To-do list:
a: According to the Intel forum thread, when is actual Alder Lake-S product probably expected to reach the market?
b: Summarize the Intel forum thread in two sentences.
c: Write out the part of the Intel forum thread starting at "Elite Member" and ending at "the multi-core era.".

** Start of Article **

Discussion Intel current and future Lakes & Rapids thread

Page 235 - Seeking answers? Join the AnandTech community: where nearly half-a-million members share solutions and discuss the latest tech.

jpiniero

Lifer
Oct 1, 2010
14,584
5,206
136
So help me to understand. What's the point of using the big+little approach on desktops? I can see why mobile devices use it due to greater power efficiency and what not, but not for desktops. I suppose they don't think they can put 16 big cores on a single die perhaps?

Mainstream desktop has been derived from mobile, so whatever mobile gets, mainstream desktop does too.

Intel has abandoned HEDT for the time being and is barely supplying DIY as it is... not sure it would be worth the effort to do a dual CPU chiplet.
 

DrMrLordX

Lifer
Apr 27, 2000
21,617
10,826
136
@Carfax83

No idea why Intel is using Gracemont cores in Alder Lake-S, but that's the word on the street. It'll be awhile before actual product appears on the market - probably Q4 2021.
 
  • Like
Reactions: spursindonesia

Exist50

Platinum Member
Aug 18, 2016
2,445
3,043
136
That's how it's been... S has been H but in socketed form. Except H is gone with Alder Lake and replaced with P.

Not always true. 10c Comet Lake S is not used for mobile, nor have we heard rumors about Rocket Lake S. It's quite plausible that the 8+8 Alder Lake S die is only used for desktop. If the P rumor is correct (15-45W TDP), then 8+8 on 10nm seems too power hungry.
 

IntelUser2000

Elite Member
Oct 14, 2003
8,686
3,785
136
So help me to understand. What's the point of using the big+little approach on desktops? I can see why mobile devices use it due to greater power efficiency and what not, but not for desktops. I suppose they don't think they can put 16 big cores on a single die perhaps?

No, that's still true of desktops. If it wasn't, we'd have seen engineers make it as wide as it can be to their hearts content. That's why we moved to multiple cores.

1592703903819.png

Third image. Allows big core to be even bigger than it could be* for highest ST performance while the many small cores are for not sacrificing MT performance.

It's a sort of task specialization but for the multi-core era.

*Let's say w/o hybrid GC is 20% faster than WC, but with it rather than having 16 of those cores, you would have GC cores that are 40% faster than WC but only 8 of them, and 8 Gracemont that adds to MT performance(and each outperforming SKL by 5% or so).

** End of Article **
** Start of Provided records **

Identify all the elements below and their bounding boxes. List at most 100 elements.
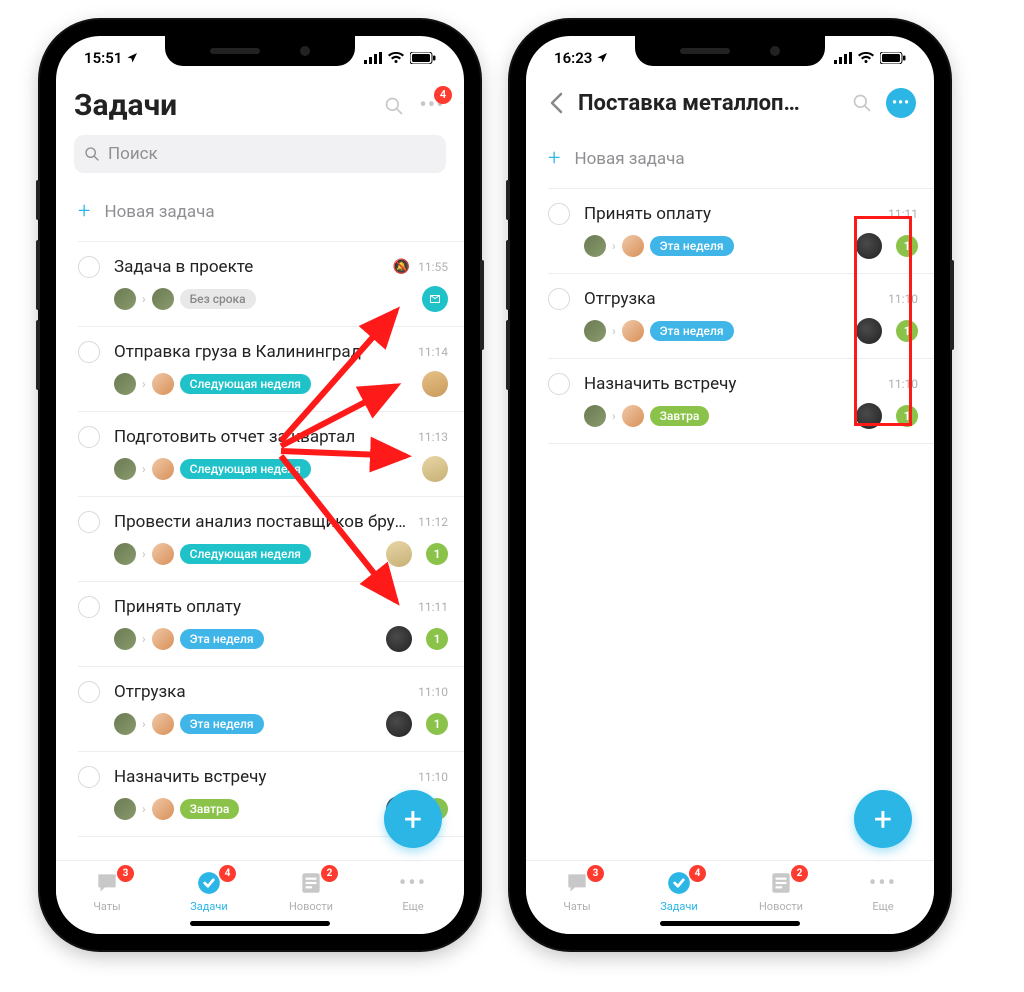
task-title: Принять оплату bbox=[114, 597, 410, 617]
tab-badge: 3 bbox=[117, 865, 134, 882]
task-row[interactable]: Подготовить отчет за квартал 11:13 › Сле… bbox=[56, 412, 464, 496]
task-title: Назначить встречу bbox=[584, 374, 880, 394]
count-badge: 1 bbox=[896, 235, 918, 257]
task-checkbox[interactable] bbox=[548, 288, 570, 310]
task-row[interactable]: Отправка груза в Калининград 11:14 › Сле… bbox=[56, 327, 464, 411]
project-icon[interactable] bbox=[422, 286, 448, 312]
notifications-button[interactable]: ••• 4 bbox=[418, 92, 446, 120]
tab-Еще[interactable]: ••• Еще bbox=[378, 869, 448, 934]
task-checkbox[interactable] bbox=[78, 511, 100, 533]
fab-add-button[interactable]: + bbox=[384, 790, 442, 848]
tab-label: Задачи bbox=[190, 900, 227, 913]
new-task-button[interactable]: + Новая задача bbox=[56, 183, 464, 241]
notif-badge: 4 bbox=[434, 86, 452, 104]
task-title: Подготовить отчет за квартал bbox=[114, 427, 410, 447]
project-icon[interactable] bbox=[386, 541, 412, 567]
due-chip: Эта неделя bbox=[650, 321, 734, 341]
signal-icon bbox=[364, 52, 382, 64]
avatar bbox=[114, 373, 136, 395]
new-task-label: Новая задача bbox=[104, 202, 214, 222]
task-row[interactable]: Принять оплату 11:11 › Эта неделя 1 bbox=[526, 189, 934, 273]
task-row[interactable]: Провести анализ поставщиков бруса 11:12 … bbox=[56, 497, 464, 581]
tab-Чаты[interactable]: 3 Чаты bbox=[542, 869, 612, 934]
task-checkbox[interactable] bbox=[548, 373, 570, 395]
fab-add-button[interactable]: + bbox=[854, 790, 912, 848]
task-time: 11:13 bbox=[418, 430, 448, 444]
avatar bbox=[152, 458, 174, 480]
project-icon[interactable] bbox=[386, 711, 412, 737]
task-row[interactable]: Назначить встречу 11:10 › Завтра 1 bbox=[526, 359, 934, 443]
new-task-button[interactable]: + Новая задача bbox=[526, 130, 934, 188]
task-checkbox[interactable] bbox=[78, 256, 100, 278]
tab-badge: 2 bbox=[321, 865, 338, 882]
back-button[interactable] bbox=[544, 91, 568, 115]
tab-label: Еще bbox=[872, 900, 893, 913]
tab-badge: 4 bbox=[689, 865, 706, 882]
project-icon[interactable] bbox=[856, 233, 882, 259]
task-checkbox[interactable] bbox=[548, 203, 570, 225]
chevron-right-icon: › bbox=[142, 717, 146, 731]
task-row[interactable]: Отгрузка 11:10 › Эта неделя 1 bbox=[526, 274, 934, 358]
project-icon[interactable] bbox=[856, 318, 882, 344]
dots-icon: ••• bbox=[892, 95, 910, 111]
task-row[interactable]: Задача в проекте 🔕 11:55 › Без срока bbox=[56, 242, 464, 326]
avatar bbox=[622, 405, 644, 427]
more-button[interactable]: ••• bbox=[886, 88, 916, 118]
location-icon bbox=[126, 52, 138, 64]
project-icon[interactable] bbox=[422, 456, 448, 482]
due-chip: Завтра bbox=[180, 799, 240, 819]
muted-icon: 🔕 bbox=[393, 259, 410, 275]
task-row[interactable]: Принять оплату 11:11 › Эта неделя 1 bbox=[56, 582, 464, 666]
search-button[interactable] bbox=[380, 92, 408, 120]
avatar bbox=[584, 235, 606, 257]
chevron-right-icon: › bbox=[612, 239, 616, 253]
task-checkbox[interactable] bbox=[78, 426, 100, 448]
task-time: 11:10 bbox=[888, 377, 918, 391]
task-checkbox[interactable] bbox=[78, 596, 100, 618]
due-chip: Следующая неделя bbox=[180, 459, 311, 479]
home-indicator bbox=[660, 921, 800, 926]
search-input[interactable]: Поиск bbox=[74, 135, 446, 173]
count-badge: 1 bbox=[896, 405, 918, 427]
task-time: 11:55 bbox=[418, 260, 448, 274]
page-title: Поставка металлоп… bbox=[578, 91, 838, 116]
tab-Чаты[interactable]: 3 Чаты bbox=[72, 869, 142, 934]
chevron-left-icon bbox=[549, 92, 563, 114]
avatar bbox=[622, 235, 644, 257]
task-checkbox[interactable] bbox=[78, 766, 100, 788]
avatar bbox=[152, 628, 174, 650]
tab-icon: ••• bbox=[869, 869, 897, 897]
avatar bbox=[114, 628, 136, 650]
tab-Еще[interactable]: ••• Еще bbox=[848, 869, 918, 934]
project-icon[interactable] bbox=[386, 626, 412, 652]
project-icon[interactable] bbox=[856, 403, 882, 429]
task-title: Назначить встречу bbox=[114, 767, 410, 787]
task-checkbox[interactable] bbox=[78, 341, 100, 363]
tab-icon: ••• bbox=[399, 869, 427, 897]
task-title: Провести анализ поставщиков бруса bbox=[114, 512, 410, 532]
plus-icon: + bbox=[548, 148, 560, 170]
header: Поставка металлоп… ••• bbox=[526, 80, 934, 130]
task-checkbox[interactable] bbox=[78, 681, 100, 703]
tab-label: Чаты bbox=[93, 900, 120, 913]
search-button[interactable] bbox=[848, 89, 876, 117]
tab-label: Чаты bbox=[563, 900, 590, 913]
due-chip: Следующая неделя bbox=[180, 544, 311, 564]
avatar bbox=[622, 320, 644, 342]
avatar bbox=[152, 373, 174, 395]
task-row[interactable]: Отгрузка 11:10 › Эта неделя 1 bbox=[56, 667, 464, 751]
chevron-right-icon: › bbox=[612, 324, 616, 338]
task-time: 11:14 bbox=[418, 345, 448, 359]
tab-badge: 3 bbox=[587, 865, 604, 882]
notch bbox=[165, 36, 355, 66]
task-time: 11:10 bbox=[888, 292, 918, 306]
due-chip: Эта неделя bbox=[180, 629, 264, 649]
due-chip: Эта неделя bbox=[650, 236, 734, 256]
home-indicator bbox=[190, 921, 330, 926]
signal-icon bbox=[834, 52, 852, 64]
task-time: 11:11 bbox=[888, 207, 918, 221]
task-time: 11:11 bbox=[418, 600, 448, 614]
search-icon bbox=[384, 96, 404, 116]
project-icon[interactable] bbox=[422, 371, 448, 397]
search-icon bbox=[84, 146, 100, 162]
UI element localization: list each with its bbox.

** End of Provided records **

Answers by task:
a: Q4 2021.

b: Posters in the thread ask why Intel would use a big+little core approach on desktops when its power efficiency seems to matter mainly for mobile devices. Replies say that mainstream desktop gets whatever mobile gets, and that the hybrid design lets the big core be bigger for the highest single-thread performance while many small cores keep multi-thread performance from being sacrificed.

c:
Elite Member
Oct 14, 2003
8,686
3,785
136
So help me to understand. What's the point of using the big+little approach on desktops? I can see why mobile devices use it due to greater power efficiency and what not, but not for desktops. I suppose they don't think they can put 16 big cores on a single die perhaps?

No, that's still true of desktops. If it wasn't, we'd have seen engineers make it as wide as it can be to their hearts content. That's why we moved to multiple cores.

1592703903819.png

Third image. Allows big core to be even bigger than it could be* for highest ST performance while the many small cores are for not sacrificing MT performance.

It's a sort of task specialization but for the multi-core era.